Task directions
Below is a listing; reproduce each line of it exactly.

(Extracted records)
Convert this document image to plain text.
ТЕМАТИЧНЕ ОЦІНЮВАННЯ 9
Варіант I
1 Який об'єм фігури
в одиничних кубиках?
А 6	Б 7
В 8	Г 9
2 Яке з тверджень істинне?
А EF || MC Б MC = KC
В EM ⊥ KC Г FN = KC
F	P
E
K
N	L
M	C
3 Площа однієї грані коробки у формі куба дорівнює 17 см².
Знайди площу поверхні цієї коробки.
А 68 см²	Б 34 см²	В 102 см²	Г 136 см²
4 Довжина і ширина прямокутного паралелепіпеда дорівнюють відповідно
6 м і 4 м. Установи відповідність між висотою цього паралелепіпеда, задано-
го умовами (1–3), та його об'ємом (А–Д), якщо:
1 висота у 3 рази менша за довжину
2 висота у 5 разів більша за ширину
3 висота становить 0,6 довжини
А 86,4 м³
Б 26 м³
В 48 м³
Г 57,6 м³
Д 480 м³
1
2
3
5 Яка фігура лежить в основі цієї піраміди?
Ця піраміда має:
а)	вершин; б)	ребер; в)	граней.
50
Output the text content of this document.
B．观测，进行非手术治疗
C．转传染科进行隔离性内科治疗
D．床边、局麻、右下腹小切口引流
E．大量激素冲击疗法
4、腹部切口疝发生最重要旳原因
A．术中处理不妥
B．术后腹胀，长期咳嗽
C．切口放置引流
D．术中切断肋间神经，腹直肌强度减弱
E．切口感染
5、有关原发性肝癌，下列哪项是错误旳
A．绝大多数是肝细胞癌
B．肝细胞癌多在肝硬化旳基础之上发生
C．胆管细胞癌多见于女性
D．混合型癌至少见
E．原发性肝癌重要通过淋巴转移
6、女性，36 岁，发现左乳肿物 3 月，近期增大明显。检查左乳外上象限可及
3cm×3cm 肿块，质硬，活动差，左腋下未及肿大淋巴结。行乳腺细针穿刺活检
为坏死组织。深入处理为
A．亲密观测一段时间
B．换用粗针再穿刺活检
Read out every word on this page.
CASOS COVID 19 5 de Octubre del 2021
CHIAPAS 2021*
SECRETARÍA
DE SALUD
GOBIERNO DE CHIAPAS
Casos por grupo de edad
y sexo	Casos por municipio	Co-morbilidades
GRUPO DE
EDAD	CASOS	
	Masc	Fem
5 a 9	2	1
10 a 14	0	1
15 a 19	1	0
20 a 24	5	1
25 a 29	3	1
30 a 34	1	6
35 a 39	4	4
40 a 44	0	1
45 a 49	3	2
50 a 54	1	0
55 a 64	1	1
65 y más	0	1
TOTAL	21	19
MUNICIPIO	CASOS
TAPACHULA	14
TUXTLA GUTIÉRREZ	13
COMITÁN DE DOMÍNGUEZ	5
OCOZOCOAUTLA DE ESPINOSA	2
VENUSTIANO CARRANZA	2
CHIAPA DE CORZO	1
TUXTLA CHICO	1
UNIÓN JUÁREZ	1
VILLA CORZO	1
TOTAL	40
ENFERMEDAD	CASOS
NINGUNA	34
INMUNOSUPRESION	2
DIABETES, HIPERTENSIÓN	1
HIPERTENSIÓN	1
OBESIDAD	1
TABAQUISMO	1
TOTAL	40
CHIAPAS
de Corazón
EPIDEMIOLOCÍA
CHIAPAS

Solution to this exercise
Convert this document image to plain text.
ТЕМАТИЧНЕ ОЦІНЮВАННЯ 9
Варіант I
1 Який об'єм фігури
в одиничних кубиках?
А 6	Б 7
В 8	Г 9
2 Яке з тверджень істинне?
А EF || MC Б MC = KC
В EM ⊥ KC Г FN = KC
F	P
E
K
N	L
M	C
3 Площа однієї грані коробки у формі куба дорівнює 17 см².
Знайди площу поверхні цієї коробки.
А 68 см²	Б 34 см²	В 102 см²	Г 136 см²
4 Довжина і ширина прямокутного паралелепіпеда дорівнюють відповідно
6 м і 4 м. Установи відповідність між висотою цього паралелепіпеда, задано-
го умовами (1–3), та його об'ємом (А–Д), якщо:
1 висота у 3 рази менша за довжину
2 висота у 5 разів більша за ширину
3 висота становить 0,6 довжини
А 86,4 м³
Б 26 м³
В 48 м³
Г 57,6 м³
Д 480 м³
1
2
3
5 Яка фігура лежить в основі цієї піраміди?
Ця піраміда має:
а)	вершин; б)	ребер; в)	граней.
50
Output the text content of this document.
B．观测，进行非手术治疗
C．转传染科进行隔离性内科治疗
D．床边、局麻、右下腹小切口引流
E．大量激素冲击疗法
4、腹部切口疝发生最重要旳原因
A．术中处理不妥
B．术后腹胀，长期咳嗽
C．切口放置引流
D．术中切断肋间神经，腹直肌强度减弱
E．切口感染
5、有关原发性肝癌，下列哪项是错误旳
A．绝大多数是肝细胞癌
B．肝细胞癌多在肝硬化旳基础之上发生
C．胆管细胞癌多见于女性
D．混合型癌至少见
E．原发性肝癌重要通过淋巴转移
6、女性，36 岁，发现左乳肿物 3 月，近期增大明显。检查左乳外上象限可及
3cm×3cm 肿块，质硬，活动差，左腋下未及肿大淋巴结。行乳腺细针穿刺活检
为坏死组织。深入处理为
A．亲密观测一段时间
B．换用粗针再穿刺活检
Read out every word on this page.
CASOS COVID 19 5 de Octubre del 2021
CHIAPAS 2021*
SECRETARÍA
DE SALUD
GOBIERNO DE CHIAPAS
Casos por grupo de edad
y sexo	Casos por municipio	Co-morbilidades
GRUPO DE
EDAD	CASOS	
	Masc	Fem
5 a 9	2	1
10 a 14	0	1
15 a 19	1	0
20 a 24	5	1
25 a 29	3	1
30 a 34	1	6
35 a 39	4	4
40 a 44	0	1
45 a 49	3	2
50 a 54	1	0
55 a 64	1	1
65 y más	0	1
TOTAL	21	19
MUNICIPIO	CASOS
TAPACHULA	14
TUXTLA GUTIÉRREZ	13
COMITÁN DE DOMÍNGUEZ	5
OCOZOCOAUTLA DE ESPINOSA	2
VENUSTIANO CARRANZA	2
CHIAPA DE CORZO	1
TUXTLA CHICO	1
UNIÓN JUÁREZ	1
VILLA CORZO	1
TOTAL	40
ENFERMEDAD	CASOS
NINGUNA	34
INMUNOSUPRESION	2
DIABETES, HIPERTENSIÓN	1
HIPERTENSIÓN	1
OBESIDAD	1
TABAQUISMO	1
TOTAL	40
CHIAPAS
de Corazón
EPIDEMIOLOCÍA
CHIAPAS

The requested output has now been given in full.